Data extract.
----

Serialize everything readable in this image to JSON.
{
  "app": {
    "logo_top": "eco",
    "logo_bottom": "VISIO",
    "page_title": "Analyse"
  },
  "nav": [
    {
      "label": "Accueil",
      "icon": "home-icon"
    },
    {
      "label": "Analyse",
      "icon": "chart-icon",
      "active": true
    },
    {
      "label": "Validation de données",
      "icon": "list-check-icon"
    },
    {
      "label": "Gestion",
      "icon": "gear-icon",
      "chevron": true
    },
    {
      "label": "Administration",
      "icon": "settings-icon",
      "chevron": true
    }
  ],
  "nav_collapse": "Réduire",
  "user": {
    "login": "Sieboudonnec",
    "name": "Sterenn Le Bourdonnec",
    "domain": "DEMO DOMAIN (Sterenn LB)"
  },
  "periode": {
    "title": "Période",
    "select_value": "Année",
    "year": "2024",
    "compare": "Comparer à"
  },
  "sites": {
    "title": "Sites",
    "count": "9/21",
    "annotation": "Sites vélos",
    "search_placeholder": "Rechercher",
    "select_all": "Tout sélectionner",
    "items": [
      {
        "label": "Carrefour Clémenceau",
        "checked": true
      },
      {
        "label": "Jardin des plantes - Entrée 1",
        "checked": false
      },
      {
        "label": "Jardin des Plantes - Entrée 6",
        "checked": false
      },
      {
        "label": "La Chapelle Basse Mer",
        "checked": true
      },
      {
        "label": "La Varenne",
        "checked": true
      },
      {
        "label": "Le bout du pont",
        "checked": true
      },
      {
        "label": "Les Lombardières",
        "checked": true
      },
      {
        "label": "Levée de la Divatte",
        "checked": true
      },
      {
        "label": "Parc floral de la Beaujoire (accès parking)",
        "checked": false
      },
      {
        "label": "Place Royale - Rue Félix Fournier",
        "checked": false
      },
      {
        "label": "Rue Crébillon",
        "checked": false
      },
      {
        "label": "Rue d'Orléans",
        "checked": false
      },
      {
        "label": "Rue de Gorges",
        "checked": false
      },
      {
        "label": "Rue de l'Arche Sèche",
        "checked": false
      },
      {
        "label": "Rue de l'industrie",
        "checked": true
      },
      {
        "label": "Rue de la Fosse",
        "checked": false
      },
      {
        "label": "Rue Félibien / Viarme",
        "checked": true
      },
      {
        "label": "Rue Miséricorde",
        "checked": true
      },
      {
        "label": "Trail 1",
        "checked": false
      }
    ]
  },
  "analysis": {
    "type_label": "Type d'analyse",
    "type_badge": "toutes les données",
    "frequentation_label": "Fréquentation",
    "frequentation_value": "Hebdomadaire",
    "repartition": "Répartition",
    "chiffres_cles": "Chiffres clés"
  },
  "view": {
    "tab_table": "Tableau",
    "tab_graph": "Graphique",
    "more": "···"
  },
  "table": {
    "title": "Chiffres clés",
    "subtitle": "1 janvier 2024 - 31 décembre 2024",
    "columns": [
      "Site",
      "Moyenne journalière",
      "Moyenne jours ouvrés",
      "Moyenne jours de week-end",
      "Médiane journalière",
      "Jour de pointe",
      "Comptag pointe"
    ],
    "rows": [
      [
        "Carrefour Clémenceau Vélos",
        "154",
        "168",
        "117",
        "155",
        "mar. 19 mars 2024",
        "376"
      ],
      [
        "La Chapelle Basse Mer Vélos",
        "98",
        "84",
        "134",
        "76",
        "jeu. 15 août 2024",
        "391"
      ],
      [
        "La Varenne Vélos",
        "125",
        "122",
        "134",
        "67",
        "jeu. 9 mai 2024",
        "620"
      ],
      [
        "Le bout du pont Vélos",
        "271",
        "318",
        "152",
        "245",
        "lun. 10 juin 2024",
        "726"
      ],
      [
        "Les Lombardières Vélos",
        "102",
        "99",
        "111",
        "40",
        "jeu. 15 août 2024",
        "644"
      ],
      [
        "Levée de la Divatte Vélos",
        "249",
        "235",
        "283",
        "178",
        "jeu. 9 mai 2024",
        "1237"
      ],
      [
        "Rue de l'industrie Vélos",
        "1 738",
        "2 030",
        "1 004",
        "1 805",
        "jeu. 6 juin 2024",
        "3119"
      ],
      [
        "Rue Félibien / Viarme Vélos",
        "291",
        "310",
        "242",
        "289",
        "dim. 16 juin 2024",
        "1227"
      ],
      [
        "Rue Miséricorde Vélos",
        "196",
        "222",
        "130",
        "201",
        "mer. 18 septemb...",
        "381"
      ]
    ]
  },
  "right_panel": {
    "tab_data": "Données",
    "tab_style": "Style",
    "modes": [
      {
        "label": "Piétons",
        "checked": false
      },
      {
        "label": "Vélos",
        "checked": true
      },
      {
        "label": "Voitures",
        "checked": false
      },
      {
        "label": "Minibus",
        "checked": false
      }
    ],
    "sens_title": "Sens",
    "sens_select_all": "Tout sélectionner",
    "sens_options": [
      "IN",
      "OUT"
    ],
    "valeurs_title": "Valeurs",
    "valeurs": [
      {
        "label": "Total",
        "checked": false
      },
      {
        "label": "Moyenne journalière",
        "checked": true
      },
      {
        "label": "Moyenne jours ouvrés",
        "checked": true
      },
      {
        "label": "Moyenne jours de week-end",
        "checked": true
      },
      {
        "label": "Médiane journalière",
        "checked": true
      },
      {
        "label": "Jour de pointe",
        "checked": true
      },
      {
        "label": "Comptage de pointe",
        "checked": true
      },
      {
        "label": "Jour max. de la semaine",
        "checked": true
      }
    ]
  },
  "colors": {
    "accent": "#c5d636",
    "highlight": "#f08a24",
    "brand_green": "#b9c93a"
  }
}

----

Exercise. Find the lines above that contain the word "Médiane" and collect them.

Exercise output.
      "Médiane journalière",
        "label": "Médiane journalière",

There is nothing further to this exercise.